[Items listed in a dataset]
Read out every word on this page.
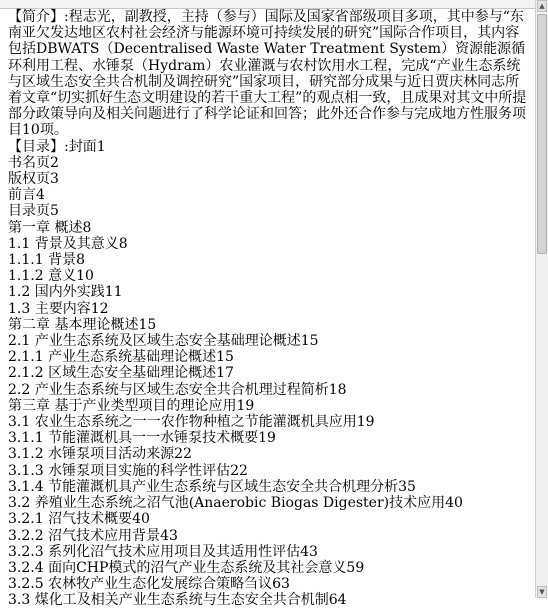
【简介】:程志光，副教授，主持（参与）国际及国家省部级项目多项，其中参与“东南亚欠发达地区农村社会经济与能源环境可持续发展的研究”国际合作项目，其内容包括DBWATS（Decentralised Waste Water Treatment System）资源能源循环利用工程、水锤泵（Hydram）农业灌溉与农村饮用水工程，完成“产业生态系统与区域生态安全共合机制及调控研究”国家项目，研究部分成果与近日贾庆林同志所着文章“切实抓好生态文明建设的若干重大工程”的观点相一致，且成果对其文中所提部分政策导向及相关问题进行了科学论证和回答；此外还合作参与完成地方性服务项目10项。

【目录】:封面1
书名页2
版权页3
前言4
目录页5
第一章 概述8
1.1 背景及其意义8
1.1.1 背景8
1.1.2 意义10
1.2 国内外实践11
1.3 主要内容12
第二章 基本理论概述15
2.1 产业生态系统及区域生态安全基础理论概述15
2.1.1 产业生态系统基础理论概述15
2.1.2 区域生态安全基础理论概述17
2.2 产业生态系统与区域生态安全共合机理过程简析18
第三章 基于产业类型项目的理论应用19
3.1 农业生态系统之一一农作物种植之节能灌溉机具应用19
3.1.1 节能灌溉机具一一水锤泵技术概要19
3.1.2 水锤泵项目活动来源22
3.1.3 水锤泵项目实施的科学性评估22
3.1.4 节能灌溉机具产业生态系统与区域生态安全共合机理分析35
3.2 养殖业生态系统之沼气池(Anaerobic Biogas Digester)技术应用40
3.2.1 沼气技术概要40
3.2.2 沼气技术应用背景43
3.2.3 系列化沼气技术应用项目及其适用性评估43
3.2.4 面向CHP模式的沼气产业生态系统及其社会意义59
3.2.5 农林牧产业生态化发展综合策略刍议63
3.3 煤化工及相关产业生态系统与生态安全共合机制64
▲
▼
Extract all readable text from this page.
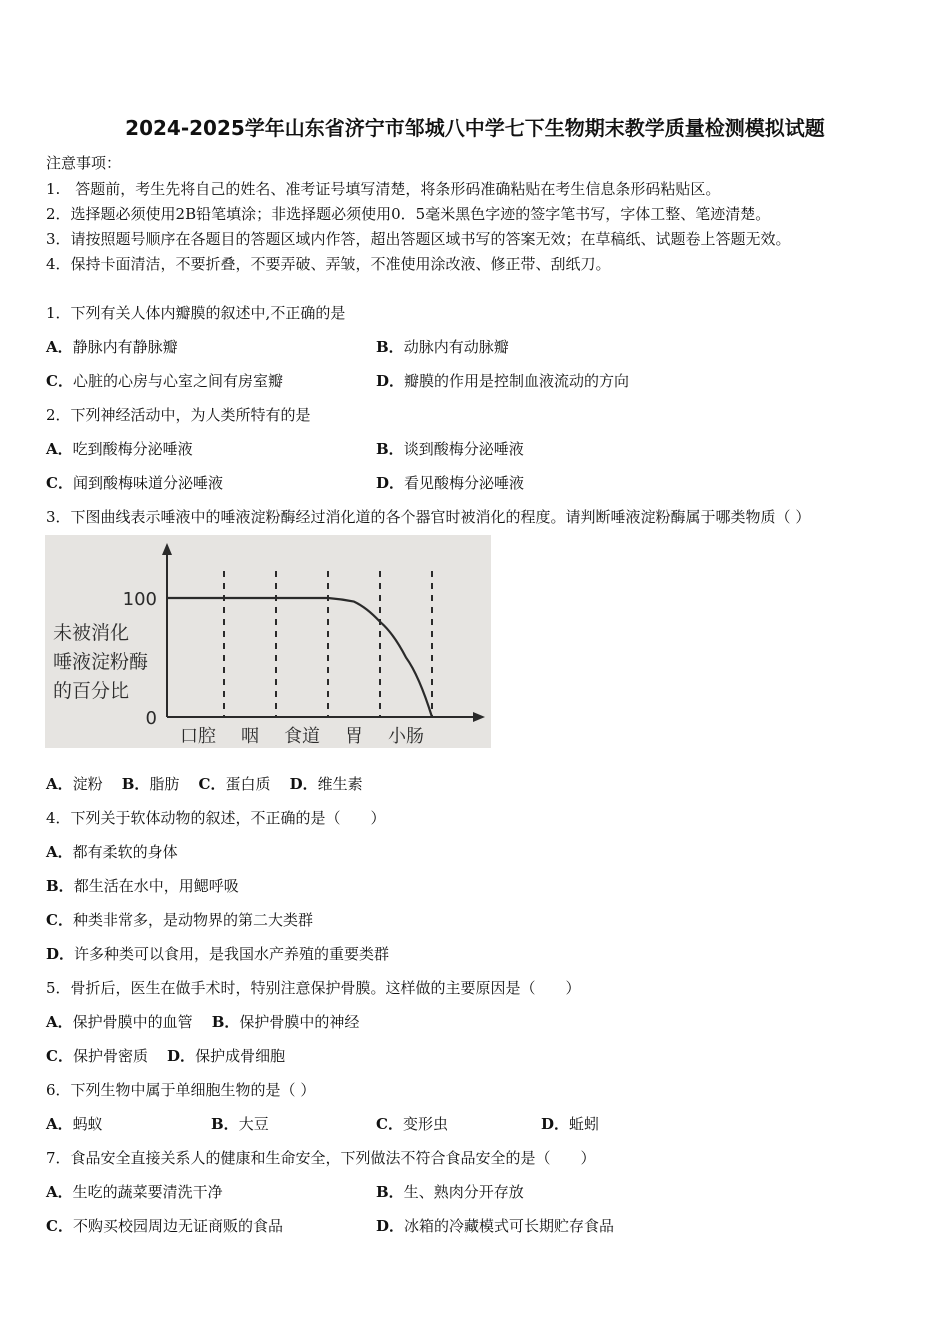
2024-2025学年山东省济宁市邹城八中学七下生物期末教学质量检测模拟试题
注意事项：
1.　答题前，考生先将自己的姓名、准考证号填写清楚，将条形码准确粘贴在考生信息条形码粘贴区。
2．选择题必须使用2B铅笔填涂；非选择题必须使用0．5毫米黑色字迹的签字笔书写，字体工整、笔迹清楚。
3．请按照题号顺序在各题目的答题区域内作答，超出答题区域书写的答案无效；在草稿纸、试题卷上答题无效。
4．保持卡面清洁，不要折叠，不要弄破、弄皱，不准使用涂改液、修正带、刮纸刀。
1．下列有关人体内瓣膜的叙述中,不正确的是
A．静脉内有静脉瓣	B．动脉内有动脉瓣
C．心脏的心房与心室之间有房室瓣	D．瓣膜的作用是控制血液流动的方向
2．下列神经活动中，为人类所特有的是
A．吃到酸梅分泌唾液	B．谈到酸梅分泌唾液
C．闻到酸梅味道分泌唾液	D．看见酸梅分泌唾液
3．下图曲线表示唾液中的唾液淀粉酶经过消化道的各个器官时被消化的程度。请判断唾液淀粉酶属于哪类物质（ ）
100
0
未被消化
唾液淀粉酶
的百分比
口腔 咽 食道 胃 小肠
A．淀粉 B．脂肪 C．蛋白质 D．维生素
4．下列关于软体动物的叙述，不正确的是（　　）
A．都有柔软的身体
B．都生活在水中，用鳃呼吸
C．种类非常多，是动物界的第二大类群
D．许多种类可以食用，是我国水产养殖的重要类群
5．骨折后，医生在做手术时，特别注意保护骨膜。这样做的主要原因是（　　）
A．保护骨膜中的血管 B．保护骨膜中的神经
C．保护骨密质 D．保护成骨细胞
6．下列生物中属于单细胞生物的是（ ）
A．蚂蚁	B．大豆	C．变形虫	D．蚯蚓
7．食品安全直接关系人的健康和生命安全，下列做法不符合食品安全的是（　　）
A．生吃的蔬菜要清洗干净	B．生、熟肉分开存放
C．不购买校园周边无证商贩的食品	D．冰箱的冷藏模式可长期贮存食品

• [DESCRIPTION OF THE TASK]: Quote every line of the records above exactly; no picture is to be copied.

• [RESPONSE]:
Read out every word on this page.
【简介】:程志光，副教授，主持（参与）国际及国家省部级项目多项，其中参与“东南亚欠发达地区农村社会经济与能源环境可持续发展的研究”国际合作项目，其内容包括DBWATS（Decentralised Waste Water Treatment System）资源能源循环利用工程、水锤泵（Hydram）农业灌溉与农村饮用水工程，完成“产业生态系统与区域生态安全共合机制及调控研究”国家项目，研究部分成果与近日贾庆林同志所着文章“切实抓好生态文明建设的若干重大工程”的观点相一致，且成果对其文中所提部分政策导向及相关问题进行了科学论证和回答；此外还合作参与完成地方性服务项目10项。

【目录】:封面1
书名页2
版权页3
前言4
目录页5
第一章 概述8
1.1 背景及其意义8
1.1.1 背景8
1.1.2 意义10
1.2 国内外实践11
1.3 主要内容12
第二章 基本理论概述15
2.1 产业生态系统及区域生态安全基础理论概述15
2.1.1 产业生态系统基础理论概述15
2.1.2 区域生态安全基础理论概述17
2.2 产业生态系统与区域生态安全共合机理过程简析18
第三章 基于产业类型项目的理论应用19
3.1 农业生态系统之一一农作物种植之节能灌溉机具应用19
3.1.1 节能灌溉机具一一水锤泵技术概要19
3.1.2 水锤泵项目活动来源22
3.1.3 水锤泵项目实施的科学性评估22
3.1.4 节能灌溉机具产业生态系统与区域生态安全共合机理分析35
3.2 养殖业生态系统之沼气池(Anaerobic Biogas Digester)技术应用40
3.2.1 沼气技术概要40
3.2.2 沼气技术应用背景43
3.2.3 系列化沼气技术应用项目及其适用性评估43
3.2.4 面向CHP模式的沼气产业生态系统及其社会意义59
3.2.5 农林牧产业生态化发展综合策略刍议63
3.3 煤化工及相关产业生态系统与生态安全共合机制64
▲
▼
Extract all readable text from this page.
2024-2025学年山东省济宁市邹城八中学七下生物期末教学质量检测模拟试题
注意事项：
1.　答题前，考生先将自己的姓名、准考证号填写清楚，将条形码准确粘贴在考生信息条形码粘贴区。
2．选择题必须使用2B铅笔填涂；非选择题必须使用0．5毫米黑色字迹的签字笔书写，字体工整、笔迹清楚。
3．请按照题号顺序在各题目的答题区域内作答，超出答题区域书写的答案无效；在草稿纸、试题卷上答题无效。
4．保持卡面清洁，不要折叠，不要弄破、弄皱，不准使用涂改液、修正带、刮纸刀。
1．下列有关人体内瓣膜的叙述中,不正确的是
A．静脉内有静脉瓣	B．动脉内有动脉瓣
C．心脏的心房与心室之间有房室瓣	D．瓣膜的作用是控制血液流动的方向
2．下列神经活动中，为人类所特有的是
A．吃到酸梅分泌唾液	B．谈到酸梅分泌唾液
C．闻到酸梅味道分泌唾液	D．看见酸梅分泌唾液
3．下图曲线表示唾液中的唾液淀粉酶经过消化道的各个器官时被消化的程度。请判断唾液淀粉酶属于哪类物质（ ）
100
0
未被消化
唾液淀粉酶
的百分比
口腔 咽 食道 胃 小肠
A．淀粉 B．脂肪 C．蛋白质 D．维生素
4．下列关于软体动物的叙述，不正确的是（　　）
A．都有柔软的身体
B．都生活在水中，用鳃呼吸
C．种类非常多，是动物界的第二大类群
D．许多种类可以食用，是我国水产养殖的重要类群
5．骨折后，医生在做手术时，特别注意保护骨膜。这样做的主要原因是（　　）
A．保护骨膜中的血管 B．保护骨膜中的神经
C．保护骨密质 D．保护成骨细胞
6．下列生物中属于单细胞生物的是（ ）
A．蚂蚁	B．大豆	C．变形虫	D．蚯蚓
7．食品安全直接关系人的健康和生命安全，下列做法不符合食品安全的是（　　）
A．生吃的蔬菜要清洗干净	B．生、熟肉分开存放
C．不购买校园周边无证商贩的食品	D．冰箱的冷藏模式可长期贮存食品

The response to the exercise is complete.